***** Data in this exercise *****
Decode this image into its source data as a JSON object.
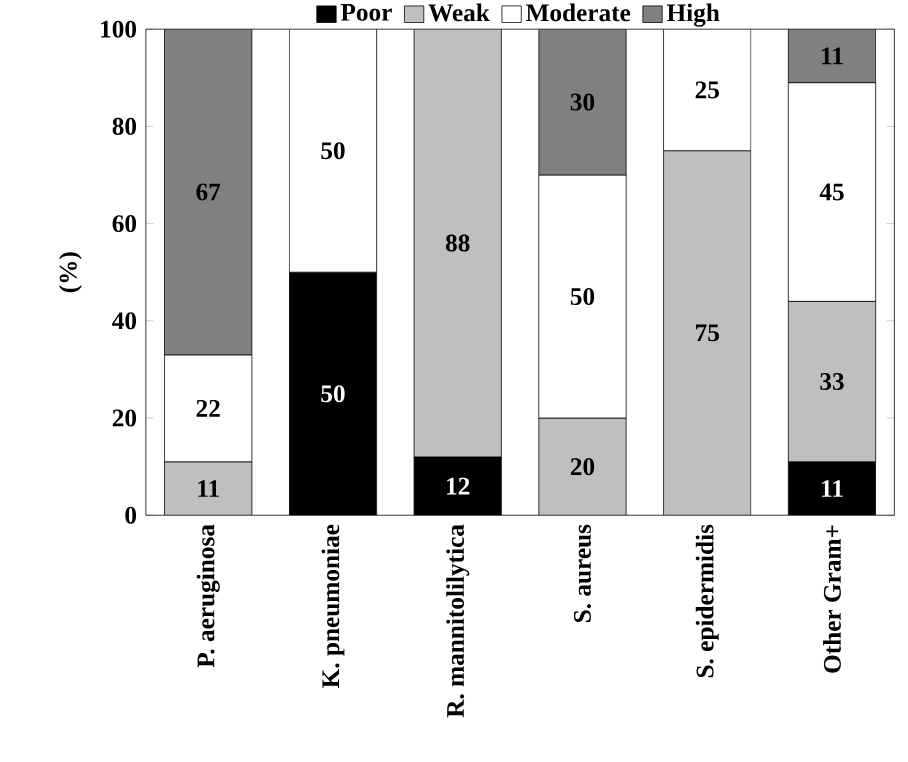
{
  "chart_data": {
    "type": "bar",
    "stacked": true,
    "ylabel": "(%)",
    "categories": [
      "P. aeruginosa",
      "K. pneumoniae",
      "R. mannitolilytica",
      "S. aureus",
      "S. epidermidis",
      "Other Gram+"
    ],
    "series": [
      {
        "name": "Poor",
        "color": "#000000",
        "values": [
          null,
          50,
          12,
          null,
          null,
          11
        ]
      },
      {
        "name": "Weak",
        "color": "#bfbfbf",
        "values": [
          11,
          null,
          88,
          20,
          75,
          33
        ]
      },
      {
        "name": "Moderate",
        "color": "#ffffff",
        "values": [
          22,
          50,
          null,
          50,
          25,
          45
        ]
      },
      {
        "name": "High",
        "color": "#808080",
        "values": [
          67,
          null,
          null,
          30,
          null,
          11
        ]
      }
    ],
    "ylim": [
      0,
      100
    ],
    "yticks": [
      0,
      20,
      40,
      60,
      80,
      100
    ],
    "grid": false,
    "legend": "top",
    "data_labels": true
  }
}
*****
***** Data in this exercise *****
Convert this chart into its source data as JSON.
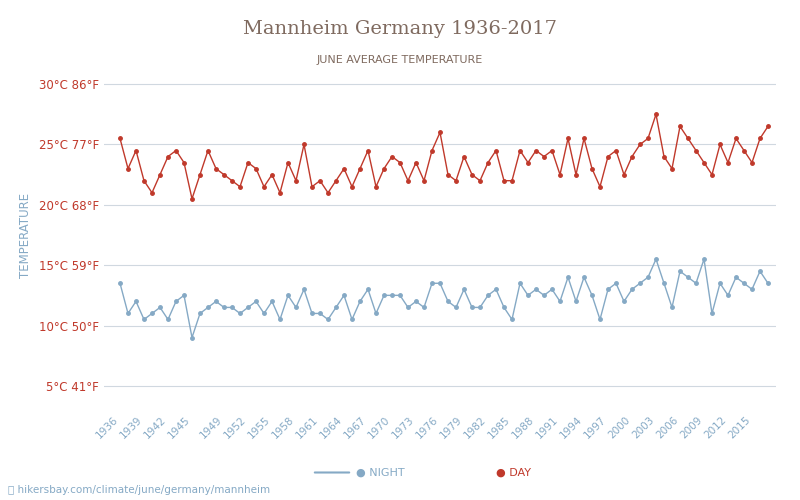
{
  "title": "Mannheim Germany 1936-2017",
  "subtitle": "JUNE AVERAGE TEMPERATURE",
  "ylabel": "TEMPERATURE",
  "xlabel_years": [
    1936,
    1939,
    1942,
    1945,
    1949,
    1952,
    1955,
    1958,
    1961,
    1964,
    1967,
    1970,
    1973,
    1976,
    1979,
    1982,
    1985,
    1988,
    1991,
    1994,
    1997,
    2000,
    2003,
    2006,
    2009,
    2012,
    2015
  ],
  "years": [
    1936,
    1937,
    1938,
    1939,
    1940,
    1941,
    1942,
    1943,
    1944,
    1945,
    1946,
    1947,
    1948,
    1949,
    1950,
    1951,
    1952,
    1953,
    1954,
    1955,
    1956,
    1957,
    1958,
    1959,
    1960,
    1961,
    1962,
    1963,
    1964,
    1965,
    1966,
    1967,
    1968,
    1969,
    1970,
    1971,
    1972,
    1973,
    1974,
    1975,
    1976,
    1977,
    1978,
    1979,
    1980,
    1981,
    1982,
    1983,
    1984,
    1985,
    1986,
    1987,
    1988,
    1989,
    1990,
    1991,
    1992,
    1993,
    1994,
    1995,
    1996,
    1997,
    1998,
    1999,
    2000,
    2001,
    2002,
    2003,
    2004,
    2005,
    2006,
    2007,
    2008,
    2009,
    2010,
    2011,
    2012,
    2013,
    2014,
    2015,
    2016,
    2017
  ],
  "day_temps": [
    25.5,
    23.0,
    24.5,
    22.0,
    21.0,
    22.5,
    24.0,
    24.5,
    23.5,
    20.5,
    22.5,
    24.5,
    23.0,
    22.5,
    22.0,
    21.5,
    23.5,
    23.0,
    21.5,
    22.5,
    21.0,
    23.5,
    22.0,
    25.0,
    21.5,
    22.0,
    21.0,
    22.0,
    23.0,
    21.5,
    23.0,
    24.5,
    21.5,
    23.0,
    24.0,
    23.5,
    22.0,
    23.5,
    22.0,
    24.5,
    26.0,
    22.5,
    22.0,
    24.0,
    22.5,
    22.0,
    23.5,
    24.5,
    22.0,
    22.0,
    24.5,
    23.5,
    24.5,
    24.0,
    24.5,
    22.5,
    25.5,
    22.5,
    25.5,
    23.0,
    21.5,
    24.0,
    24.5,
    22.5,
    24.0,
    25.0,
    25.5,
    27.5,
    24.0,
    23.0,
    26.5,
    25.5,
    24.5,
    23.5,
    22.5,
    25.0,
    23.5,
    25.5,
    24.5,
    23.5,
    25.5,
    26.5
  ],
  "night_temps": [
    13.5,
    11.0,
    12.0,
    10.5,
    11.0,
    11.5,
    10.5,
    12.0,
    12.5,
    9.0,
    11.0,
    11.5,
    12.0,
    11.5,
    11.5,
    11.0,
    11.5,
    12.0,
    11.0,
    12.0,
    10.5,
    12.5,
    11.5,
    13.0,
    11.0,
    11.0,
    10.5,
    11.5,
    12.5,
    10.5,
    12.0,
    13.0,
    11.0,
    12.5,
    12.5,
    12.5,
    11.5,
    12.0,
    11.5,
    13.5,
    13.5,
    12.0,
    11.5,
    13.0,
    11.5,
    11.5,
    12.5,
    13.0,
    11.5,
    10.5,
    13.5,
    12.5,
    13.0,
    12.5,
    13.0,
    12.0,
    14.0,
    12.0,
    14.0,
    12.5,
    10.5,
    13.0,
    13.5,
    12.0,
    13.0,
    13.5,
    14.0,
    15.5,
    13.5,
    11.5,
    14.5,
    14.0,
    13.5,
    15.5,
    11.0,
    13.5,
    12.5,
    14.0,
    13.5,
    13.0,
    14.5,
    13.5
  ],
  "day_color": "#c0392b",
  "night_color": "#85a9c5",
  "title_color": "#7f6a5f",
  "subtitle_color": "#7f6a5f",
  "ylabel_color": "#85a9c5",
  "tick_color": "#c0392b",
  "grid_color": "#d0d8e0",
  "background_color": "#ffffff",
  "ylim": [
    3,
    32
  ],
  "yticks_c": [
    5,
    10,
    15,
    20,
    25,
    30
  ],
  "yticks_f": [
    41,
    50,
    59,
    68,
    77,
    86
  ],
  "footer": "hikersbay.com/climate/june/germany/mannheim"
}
*****
--- Instruction ---
Check each line above for the string "into", then copy the ones that have it.

--- Written solution ---
Decode this image into its source data as a JSON object.
Convert this chart into its source data as JSON.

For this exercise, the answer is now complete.